Exercise description:
The listing must be reproduced in full, exactly as it stands.

Provided records:
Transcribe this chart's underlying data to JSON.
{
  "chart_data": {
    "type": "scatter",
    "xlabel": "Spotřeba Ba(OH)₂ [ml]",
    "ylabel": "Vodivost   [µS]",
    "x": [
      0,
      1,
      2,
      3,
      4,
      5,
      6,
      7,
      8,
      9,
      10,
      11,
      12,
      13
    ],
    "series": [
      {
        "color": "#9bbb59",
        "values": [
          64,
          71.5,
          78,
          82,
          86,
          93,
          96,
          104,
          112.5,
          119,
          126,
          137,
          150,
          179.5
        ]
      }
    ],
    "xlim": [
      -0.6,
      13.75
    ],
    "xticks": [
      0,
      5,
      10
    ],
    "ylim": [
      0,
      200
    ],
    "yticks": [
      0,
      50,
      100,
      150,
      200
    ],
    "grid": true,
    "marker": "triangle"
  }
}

Answer to this task:
Transcribe this chart's underlying data to JSON.
{
  "chart_data": {
    "type": "scatter",
    "xlabel": "Spotřeba Ba(OH)₂ [ml]",
    "ylabel": "Vodivost   [µS]",
    "x": [
      0,
      1,
      2,
      3,
      4,
      5,
      6,
      7,
      8,
      9,
      10,
      11,
      12,
      13
    ],
    "series": [
      {
        "color": "#9bbb59",
        "values": [
          64,
          71.5,
          78,
          82,
          86,
          93,
          96,
          104,
          112.5,
          119,
          126,
          137,
          150,
          179.5
        ]
      }
    ],
    "xlim": [
      -0.6,
      13.75
    ],
    "xticks": [
      0,
      5,
      10
    ],
    "ylim": [
      0,
      200
    ],
    "yticks": [
      0,
      50,
      100,
      150,
      200
    ],
    "grid": true,
    "marker": "triangle"
  }
}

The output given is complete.